== Data extract ==
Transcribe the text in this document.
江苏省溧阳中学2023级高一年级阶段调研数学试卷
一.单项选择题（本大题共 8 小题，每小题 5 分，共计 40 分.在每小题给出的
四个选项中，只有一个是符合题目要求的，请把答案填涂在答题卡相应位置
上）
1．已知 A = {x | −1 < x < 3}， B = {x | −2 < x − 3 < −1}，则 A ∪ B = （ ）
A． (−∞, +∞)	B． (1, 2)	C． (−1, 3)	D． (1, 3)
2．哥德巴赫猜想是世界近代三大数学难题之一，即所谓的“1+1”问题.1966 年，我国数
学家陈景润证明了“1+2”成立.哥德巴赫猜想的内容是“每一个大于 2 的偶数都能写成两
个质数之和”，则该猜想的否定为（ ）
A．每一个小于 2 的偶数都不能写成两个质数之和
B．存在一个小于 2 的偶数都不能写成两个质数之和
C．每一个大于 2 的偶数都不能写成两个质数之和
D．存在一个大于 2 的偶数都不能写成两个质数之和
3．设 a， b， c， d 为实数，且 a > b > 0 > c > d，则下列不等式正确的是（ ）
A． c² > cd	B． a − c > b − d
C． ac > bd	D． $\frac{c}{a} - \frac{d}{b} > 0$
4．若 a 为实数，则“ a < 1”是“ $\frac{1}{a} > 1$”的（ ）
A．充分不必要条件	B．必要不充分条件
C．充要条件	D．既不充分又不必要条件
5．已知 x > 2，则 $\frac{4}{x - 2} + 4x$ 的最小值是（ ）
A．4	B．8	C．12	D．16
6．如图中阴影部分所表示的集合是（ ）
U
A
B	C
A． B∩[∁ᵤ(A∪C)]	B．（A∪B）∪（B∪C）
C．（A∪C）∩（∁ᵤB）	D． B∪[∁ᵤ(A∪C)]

== Instruction ==
Output the lines above verbatim and in full.

== Solution for this task ==
Transcribe the text in this document.
江苏省溧阳中学2023级高一年级阶段调研数学试卷
一.单项选择题（本大题共 8 小题，每小题 5 分，共计 40 分.在每小题给出的
四个选项中，只有一个是符合题目要求的，请把答案填涂在答题卡相应位置
上）
1．已知 A = {x | −1 < x < 3}， B = {x | −2 < x − 3 < −1}，则 A ∪ B = （ ）
A． (−∞, +∞)	B． (1, 2)	C． (−1, 3)	D． (1, 3)
2．哥德巴赫猜想是世界近代三大数学难题之一，即所谓的“1+1”问题.1966 年，我国数
学家陈景润证明了“1+2”成立.哥德巴赫猜想的内容是“每一个大于 2 的偶数都能写成两
个质数之和”，则该猜想的否定为（ ）
A．每一个小于 2 的偶数都不能写成两个质数之和
B．存在一个小于 2 的偶数都不能写成两个质数之和
C．每一个大于 2 的偶数都不能写成两个质数之和
D．存在一个大于 2 的偶数都不能写成两个质数之和
3．设 a， b， c， d 为实数，且 a > b > 0 > c > d，则下列不等式正确的是（ ）
A． c² > cd	B． a − c > b − d
C． ac > bd	D． $\frac{c}{a} - \frac{d}{b} > 0$
4．若 a 为实数，则“ a < 1”是“ $\frac{1}{a} > 1$”的（ ）
A．充分不必要条件	B．必要不充分条件
C．充要条件	D．既不充分又不必要条件
5．已知 x > 2，则 $\frac{4}{x - 2} + 4x$ 的最小值是（ ）
A．4	B．8	C．12	D．16
6．如图中阴影部分所表示的集合是（ ）
U
A
B	C
A． B∩[∁ᵤ(A∪C)]	B．（A∪B）∪（B∪C）
C．（A∪C）∩（∁ᵤB）	D． B∪[∁ᵤ(A∪C)]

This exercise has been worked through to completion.